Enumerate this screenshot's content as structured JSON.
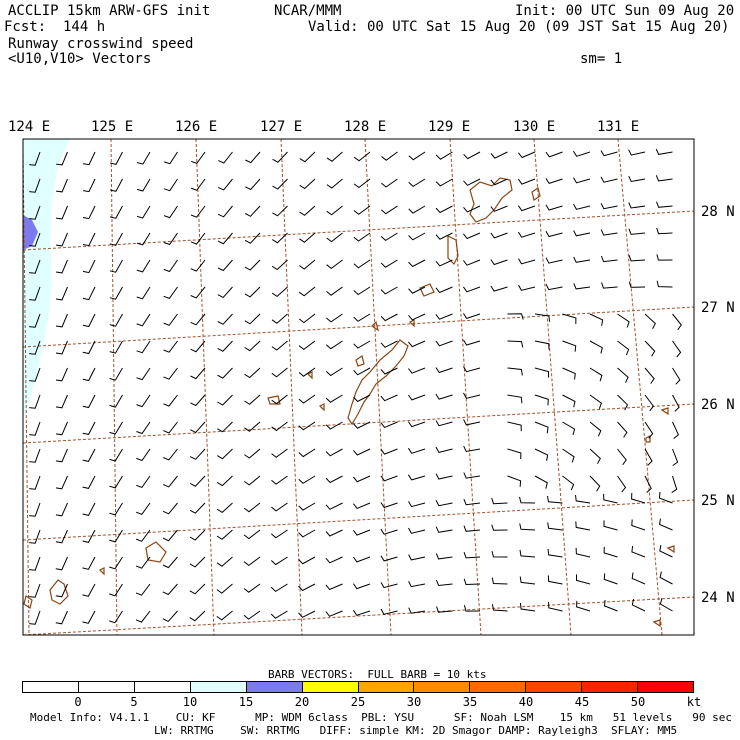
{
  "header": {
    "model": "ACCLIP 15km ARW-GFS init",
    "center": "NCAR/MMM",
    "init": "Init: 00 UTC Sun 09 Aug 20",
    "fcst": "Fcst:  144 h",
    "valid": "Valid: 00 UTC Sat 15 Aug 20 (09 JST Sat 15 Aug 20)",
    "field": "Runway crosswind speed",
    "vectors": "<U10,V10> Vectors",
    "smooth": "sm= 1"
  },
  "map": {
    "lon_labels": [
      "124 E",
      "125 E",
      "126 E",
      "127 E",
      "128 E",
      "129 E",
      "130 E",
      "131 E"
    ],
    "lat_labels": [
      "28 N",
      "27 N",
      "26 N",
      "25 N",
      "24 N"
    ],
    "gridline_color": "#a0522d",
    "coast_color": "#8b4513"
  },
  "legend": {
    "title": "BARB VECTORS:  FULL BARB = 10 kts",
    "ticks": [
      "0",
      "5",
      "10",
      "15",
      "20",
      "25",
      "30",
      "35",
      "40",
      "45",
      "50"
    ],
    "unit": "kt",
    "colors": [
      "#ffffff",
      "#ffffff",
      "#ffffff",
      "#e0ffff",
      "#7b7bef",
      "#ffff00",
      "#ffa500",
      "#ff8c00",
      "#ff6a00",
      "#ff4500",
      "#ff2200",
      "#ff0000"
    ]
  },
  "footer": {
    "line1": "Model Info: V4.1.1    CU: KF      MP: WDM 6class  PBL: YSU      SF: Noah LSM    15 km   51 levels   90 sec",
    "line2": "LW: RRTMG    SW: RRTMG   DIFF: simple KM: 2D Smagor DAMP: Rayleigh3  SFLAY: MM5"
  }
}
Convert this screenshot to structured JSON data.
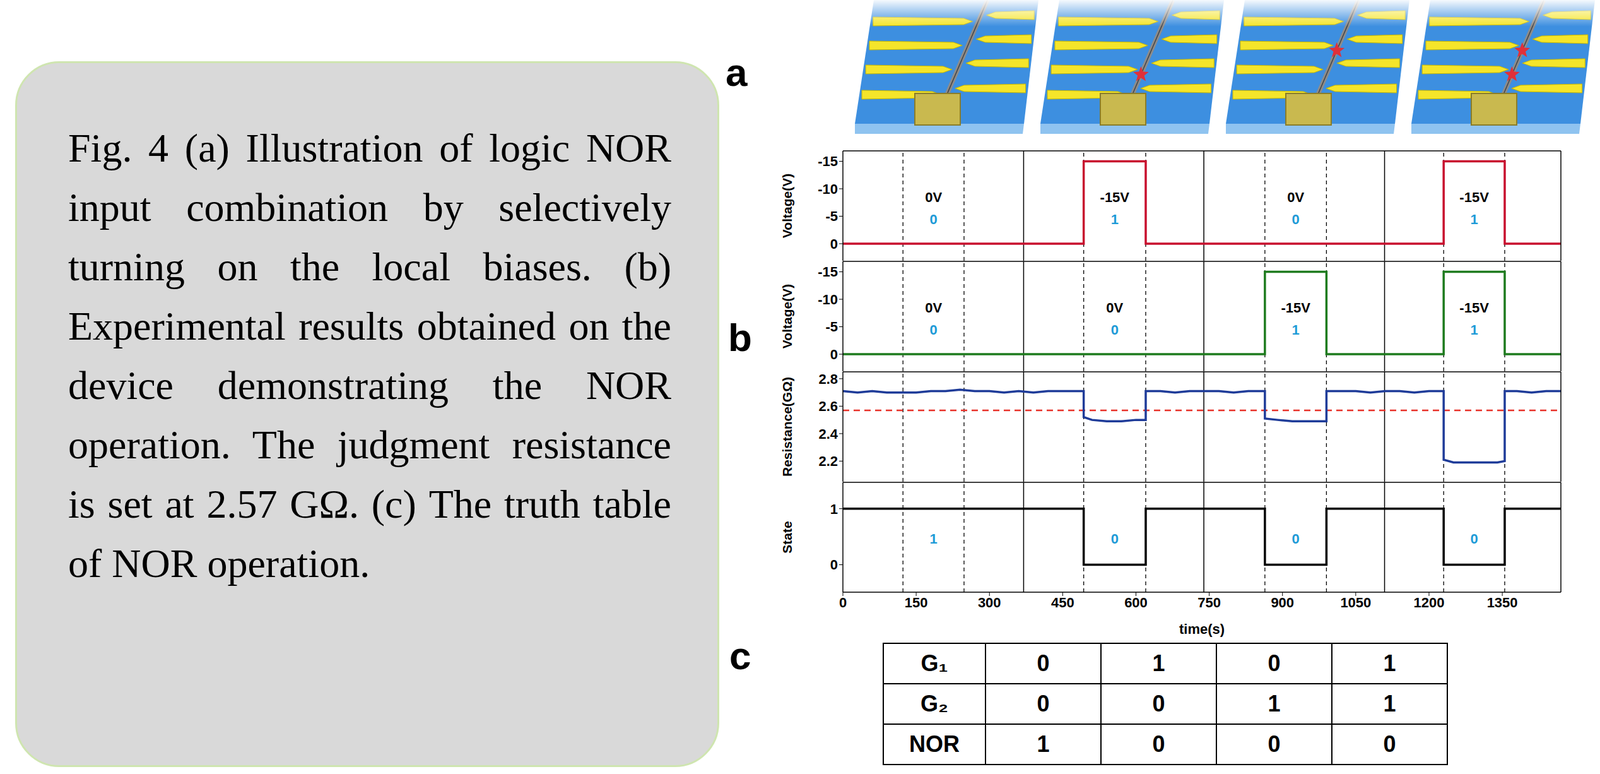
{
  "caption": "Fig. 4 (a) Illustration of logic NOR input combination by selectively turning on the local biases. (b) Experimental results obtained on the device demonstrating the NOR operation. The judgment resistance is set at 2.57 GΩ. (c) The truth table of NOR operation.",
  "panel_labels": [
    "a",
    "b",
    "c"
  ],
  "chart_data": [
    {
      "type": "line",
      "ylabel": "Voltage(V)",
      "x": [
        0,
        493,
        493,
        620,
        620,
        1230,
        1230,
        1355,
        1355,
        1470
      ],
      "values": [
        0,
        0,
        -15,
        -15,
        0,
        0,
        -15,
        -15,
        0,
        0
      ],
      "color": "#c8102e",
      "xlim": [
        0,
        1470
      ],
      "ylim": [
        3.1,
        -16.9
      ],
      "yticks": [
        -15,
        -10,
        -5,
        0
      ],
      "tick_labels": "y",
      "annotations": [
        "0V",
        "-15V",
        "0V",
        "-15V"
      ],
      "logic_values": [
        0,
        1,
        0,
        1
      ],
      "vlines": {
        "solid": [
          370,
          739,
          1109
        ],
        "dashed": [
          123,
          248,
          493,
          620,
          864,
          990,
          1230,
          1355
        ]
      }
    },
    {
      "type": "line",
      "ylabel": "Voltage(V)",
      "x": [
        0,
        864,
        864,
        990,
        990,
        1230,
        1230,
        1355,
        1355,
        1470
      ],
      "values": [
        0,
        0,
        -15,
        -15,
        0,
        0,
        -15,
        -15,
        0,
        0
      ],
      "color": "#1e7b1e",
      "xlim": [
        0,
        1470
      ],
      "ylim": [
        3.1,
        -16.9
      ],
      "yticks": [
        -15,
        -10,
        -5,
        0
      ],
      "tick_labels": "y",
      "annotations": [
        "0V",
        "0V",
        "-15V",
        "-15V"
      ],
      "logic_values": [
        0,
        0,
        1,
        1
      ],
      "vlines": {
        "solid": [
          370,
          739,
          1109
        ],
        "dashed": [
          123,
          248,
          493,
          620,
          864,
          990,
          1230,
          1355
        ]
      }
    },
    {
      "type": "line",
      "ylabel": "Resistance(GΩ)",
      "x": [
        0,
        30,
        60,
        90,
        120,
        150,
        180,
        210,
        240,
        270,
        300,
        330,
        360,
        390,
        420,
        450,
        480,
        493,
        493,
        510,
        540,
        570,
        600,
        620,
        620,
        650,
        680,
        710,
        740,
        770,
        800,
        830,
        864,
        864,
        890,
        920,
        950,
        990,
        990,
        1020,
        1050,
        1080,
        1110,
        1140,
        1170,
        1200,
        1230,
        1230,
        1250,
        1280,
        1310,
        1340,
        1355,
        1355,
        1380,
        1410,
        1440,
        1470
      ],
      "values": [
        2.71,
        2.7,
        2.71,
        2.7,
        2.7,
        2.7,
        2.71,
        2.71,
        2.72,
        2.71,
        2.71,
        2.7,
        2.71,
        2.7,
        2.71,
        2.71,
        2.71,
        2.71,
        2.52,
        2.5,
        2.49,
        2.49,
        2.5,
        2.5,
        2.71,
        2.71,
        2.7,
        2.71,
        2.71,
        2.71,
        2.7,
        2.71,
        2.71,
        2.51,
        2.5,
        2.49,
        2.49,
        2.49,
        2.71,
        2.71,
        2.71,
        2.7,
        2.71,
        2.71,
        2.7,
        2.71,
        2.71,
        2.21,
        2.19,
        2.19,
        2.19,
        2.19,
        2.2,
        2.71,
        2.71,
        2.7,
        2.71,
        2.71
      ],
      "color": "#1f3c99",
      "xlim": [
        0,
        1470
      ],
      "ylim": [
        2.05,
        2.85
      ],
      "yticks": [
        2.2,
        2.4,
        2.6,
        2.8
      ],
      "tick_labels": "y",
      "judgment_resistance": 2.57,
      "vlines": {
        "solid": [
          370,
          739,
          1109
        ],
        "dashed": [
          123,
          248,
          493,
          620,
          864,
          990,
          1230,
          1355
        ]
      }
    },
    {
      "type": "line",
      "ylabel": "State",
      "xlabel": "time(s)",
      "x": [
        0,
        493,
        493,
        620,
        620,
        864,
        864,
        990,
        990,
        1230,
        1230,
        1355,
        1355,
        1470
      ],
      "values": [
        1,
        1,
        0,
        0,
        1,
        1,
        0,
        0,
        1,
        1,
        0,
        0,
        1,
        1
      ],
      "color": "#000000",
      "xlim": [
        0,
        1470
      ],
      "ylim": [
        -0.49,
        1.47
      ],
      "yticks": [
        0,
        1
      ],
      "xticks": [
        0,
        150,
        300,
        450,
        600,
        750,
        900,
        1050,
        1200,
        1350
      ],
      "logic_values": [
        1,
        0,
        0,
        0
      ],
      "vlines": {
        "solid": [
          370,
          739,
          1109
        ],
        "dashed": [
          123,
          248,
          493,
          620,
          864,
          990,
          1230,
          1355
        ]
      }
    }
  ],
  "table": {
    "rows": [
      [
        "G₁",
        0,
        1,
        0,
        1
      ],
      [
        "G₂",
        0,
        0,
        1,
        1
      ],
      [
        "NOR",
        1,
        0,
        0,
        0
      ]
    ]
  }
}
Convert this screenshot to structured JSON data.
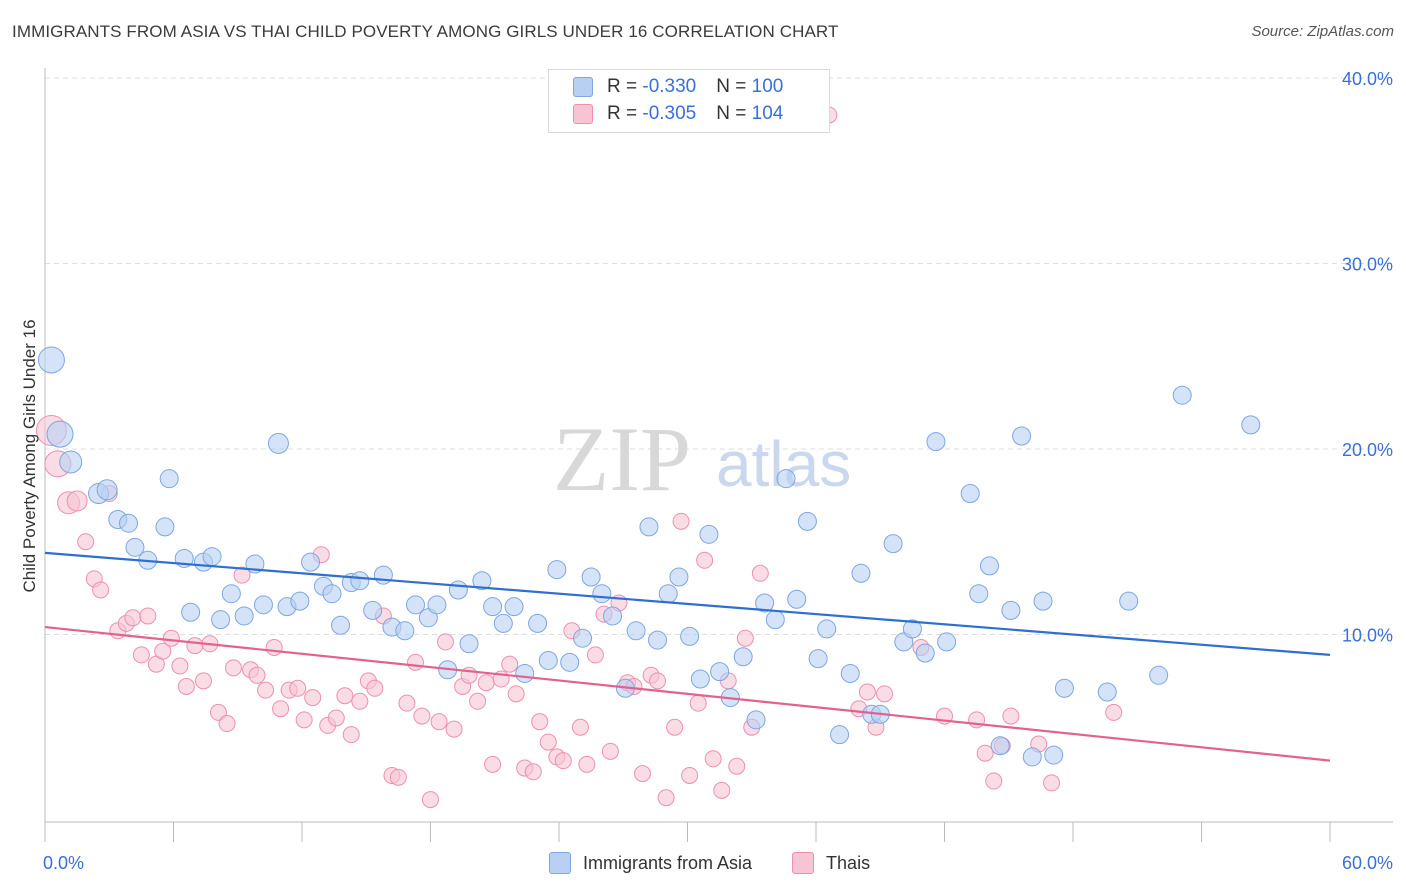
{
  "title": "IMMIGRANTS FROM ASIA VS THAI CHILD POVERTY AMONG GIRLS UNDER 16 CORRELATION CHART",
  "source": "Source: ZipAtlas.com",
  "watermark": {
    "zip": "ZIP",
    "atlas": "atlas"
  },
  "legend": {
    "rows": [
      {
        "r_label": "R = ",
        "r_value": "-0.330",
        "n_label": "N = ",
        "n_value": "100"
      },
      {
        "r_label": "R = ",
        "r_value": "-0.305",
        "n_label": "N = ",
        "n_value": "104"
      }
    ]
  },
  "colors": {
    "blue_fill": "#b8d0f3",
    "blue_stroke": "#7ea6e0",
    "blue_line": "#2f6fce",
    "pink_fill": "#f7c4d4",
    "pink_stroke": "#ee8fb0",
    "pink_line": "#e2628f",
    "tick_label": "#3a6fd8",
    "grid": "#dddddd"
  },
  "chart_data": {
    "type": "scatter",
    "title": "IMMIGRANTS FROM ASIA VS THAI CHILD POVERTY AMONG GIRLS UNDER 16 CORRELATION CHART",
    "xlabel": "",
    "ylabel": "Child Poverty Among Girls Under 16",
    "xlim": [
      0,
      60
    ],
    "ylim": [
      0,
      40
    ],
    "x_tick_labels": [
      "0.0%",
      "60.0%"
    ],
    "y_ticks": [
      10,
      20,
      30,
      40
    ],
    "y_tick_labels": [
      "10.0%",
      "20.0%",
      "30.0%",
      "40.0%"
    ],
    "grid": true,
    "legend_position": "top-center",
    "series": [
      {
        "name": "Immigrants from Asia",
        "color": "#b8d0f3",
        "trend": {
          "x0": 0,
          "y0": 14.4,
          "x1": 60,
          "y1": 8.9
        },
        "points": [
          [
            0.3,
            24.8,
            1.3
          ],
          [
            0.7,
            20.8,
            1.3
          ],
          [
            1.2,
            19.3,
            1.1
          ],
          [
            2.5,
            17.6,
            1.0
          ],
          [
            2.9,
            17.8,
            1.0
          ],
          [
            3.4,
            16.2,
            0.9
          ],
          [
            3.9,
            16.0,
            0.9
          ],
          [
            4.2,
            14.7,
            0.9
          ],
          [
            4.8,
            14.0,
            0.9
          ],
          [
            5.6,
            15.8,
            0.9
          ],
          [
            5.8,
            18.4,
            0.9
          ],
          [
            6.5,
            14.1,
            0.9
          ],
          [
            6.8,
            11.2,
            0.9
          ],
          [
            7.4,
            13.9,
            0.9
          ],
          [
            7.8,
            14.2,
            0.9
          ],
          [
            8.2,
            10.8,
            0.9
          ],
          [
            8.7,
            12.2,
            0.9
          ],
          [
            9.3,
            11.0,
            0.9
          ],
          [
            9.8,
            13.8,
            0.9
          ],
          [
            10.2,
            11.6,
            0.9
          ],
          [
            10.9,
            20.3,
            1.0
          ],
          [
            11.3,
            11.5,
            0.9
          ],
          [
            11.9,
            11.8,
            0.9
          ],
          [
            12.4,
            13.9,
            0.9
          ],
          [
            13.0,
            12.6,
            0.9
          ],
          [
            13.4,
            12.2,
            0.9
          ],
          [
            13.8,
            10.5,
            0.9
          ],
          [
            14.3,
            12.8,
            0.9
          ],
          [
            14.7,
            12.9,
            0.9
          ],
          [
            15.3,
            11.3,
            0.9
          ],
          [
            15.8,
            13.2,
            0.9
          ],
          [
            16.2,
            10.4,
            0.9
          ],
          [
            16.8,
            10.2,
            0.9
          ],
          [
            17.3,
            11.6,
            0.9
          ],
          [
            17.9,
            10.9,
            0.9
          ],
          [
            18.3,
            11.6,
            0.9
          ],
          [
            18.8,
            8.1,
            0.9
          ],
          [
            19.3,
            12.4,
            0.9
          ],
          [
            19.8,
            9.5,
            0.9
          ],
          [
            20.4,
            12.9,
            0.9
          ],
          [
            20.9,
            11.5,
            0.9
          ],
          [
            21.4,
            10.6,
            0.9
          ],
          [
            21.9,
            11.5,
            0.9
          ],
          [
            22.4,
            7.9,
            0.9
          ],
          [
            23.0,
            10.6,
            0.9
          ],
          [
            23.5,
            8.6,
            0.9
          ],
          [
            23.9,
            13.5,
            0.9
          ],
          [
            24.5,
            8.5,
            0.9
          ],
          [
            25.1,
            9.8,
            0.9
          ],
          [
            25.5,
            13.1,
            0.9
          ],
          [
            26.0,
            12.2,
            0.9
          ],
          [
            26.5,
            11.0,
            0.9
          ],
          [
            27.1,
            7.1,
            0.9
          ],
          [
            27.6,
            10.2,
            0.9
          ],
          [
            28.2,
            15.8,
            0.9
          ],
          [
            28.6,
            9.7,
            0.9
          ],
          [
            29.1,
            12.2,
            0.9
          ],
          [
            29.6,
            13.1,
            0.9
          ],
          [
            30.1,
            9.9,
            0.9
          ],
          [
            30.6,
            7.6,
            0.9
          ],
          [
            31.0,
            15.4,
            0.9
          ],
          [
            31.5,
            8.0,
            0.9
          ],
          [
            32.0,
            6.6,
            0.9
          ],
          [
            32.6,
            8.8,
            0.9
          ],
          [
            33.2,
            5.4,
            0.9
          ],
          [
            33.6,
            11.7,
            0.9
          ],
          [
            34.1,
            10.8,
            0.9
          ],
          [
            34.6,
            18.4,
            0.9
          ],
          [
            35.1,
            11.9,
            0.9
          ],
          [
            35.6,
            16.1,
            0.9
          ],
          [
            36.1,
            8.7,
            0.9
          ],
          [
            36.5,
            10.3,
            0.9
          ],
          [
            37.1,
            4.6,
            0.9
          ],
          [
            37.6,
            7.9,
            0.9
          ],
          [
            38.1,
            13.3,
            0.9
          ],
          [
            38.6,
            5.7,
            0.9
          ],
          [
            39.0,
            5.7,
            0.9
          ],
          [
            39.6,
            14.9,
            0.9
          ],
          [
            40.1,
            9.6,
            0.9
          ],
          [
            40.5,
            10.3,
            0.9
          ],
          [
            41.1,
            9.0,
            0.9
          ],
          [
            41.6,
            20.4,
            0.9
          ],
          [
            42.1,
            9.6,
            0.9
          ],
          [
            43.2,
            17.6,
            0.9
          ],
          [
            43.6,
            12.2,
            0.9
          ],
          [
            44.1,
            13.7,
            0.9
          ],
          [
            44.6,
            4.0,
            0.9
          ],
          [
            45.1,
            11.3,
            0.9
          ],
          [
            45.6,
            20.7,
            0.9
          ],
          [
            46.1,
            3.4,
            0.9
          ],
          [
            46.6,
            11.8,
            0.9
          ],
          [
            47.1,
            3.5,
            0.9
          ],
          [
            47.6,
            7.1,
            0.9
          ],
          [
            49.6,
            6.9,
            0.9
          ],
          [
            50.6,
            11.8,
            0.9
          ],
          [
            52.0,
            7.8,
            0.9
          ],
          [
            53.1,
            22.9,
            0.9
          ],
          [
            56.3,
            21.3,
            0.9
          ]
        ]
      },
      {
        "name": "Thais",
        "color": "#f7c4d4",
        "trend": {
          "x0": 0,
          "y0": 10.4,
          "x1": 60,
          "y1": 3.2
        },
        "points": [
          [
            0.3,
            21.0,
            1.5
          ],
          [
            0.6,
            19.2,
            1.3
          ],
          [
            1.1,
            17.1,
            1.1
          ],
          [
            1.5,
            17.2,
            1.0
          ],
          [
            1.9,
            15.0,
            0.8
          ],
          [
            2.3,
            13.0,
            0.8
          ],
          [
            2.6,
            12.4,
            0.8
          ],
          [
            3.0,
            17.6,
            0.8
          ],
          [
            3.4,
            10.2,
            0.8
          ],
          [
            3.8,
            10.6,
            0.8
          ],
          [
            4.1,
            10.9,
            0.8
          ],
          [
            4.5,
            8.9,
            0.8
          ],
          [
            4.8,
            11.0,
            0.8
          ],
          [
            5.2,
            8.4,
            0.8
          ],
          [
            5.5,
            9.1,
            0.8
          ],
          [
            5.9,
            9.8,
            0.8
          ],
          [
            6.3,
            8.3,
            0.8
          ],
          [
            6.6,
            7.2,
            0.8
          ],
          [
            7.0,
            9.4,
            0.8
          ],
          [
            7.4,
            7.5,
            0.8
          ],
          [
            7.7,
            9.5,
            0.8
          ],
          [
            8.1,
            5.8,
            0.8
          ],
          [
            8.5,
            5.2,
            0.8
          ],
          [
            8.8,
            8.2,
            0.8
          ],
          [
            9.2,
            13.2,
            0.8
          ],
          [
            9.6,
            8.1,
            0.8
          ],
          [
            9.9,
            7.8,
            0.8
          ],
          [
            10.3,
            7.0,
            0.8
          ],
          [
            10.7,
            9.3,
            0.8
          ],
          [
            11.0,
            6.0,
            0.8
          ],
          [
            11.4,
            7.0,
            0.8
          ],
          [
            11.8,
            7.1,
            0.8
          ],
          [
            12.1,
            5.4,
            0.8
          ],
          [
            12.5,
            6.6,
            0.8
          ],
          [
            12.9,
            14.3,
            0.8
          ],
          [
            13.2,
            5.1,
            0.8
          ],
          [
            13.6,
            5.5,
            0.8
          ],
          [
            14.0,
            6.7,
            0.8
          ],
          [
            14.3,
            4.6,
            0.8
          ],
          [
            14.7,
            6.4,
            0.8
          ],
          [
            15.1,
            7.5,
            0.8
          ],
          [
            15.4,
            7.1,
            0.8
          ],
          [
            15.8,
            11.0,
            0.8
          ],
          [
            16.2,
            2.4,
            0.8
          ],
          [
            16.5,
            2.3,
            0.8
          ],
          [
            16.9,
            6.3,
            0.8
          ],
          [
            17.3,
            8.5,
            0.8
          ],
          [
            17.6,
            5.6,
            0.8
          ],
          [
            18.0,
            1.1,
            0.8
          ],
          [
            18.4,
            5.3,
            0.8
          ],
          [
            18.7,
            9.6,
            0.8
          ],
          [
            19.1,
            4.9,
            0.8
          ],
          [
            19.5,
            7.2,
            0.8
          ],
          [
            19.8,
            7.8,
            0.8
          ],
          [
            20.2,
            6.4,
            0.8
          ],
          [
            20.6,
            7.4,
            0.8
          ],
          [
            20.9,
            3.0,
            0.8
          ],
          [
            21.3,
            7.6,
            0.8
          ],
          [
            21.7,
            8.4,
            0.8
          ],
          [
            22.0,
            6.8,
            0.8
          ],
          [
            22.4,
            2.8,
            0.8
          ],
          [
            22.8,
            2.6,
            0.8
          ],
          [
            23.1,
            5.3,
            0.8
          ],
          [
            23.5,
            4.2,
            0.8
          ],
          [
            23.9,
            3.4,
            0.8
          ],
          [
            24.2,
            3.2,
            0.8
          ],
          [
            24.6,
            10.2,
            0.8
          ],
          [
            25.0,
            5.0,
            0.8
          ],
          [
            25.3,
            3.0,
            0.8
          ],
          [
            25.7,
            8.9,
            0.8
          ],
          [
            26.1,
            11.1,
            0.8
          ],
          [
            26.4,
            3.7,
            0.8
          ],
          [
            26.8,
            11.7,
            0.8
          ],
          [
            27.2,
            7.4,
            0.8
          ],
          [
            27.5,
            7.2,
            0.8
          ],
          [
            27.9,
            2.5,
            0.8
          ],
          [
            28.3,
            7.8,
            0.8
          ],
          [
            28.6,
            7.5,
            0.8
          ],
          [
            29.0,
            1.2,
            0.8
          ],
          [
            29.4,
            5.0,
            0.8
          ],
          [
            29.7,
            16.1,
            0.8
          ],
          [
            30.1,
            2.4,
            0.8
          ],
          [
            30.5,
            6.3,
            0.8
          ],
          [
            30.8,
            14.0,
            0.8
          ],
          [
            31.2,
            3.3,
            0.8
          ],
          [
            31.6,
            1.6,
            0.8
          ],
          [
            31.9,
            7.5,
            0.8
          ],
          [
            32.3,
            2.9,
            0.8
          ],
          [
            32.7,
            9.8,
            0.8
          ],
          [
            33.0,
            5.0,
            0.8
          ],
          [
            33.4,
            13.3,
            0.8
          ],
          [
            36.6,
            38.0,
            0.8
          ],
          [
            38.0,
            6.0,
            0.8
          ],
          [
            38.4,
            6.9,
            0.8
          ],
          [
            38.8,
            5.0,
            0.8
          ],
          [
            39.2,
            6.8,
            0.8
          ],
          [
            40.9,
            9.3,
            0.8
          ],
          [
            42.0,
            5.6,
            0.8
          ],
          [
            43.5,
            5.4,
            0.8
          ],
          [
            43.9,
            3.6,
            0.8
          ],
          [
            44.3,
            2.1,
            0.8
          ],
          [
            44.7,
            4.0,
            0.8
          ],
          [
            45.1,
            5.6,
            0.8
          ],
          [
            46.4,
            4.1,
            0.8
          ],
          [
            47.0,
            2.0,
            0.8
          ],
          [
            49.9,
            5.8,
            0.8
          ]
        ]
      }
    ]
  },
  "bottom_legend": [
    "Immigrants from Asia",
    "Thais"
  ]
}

- - - -

» **Work to do**
Search the listing for the word "table". Copy every line in which it occurs.

» **The completed task**
  "caption": "Fig. 4 (a) Illustration of logic NOR input combination by selectively turning on the local biases. (b) Experimental results obtained on the device demonstrating the NOR operation. The judgment resistance is set at 2.57 GΩ. (c) The truth table of NOR operation.",
  "table": {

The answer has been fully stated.